**Written instruction:** Locate each line below that includes "type" and reproduce it.

**Extracted information:**
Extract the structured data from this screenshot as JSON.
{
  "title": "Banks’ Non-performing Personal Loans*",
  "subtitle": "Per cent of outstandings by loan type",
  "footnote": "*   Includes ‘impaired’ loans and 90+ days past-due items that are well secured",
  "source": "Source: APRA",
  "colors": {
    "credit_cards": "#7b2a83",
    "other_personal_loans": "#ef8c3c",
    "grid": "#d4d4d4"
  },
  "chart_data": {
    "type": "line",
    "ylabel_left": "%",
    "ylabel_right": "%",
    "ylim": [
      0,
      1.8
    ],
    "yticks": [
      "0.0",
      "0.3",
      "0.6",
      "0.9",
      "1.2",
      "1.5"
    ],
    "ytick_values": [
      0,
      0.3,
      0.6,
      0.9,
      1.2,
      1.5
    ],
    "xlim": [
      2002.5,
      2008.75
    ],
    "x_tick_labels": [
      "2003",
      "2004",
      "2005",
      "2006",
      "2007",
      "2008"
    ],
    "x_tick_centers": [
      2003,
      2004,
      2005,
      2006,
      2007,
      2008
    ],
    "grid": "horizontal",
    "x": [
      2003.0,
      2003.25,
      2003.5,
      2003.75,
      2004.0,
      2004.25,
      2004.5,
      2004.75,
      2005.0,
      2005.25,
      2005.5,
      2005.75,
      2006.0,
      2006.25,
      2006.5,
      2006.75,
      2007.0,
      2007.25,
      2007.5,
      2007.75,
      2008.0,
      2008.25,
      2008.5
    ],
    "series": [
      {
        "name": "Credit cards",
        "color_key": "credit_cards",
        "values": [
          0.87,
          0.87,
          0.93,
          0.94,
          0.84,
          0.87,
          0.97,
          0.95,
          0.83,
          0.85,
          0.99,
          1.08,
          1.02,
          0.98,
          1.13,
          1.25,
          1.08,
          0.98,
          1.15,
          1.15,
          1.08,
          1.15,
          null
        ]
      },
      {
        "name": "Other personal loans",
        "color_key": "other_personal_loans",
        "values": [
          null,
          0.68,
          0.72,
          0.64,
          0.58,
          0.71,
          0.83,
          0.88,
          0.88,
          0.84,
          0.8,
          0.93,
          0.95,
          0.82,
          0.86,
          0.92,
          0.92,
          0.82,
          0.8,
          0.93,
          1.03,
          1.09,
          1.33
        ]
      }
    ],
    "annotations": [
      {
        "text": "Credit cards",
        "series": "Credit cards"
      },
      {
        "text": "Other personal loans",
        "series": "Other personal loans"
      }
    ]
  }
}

**Expected answer:**
  "subtitle": "Per cent of outstandings by loan type",
    "type": "line",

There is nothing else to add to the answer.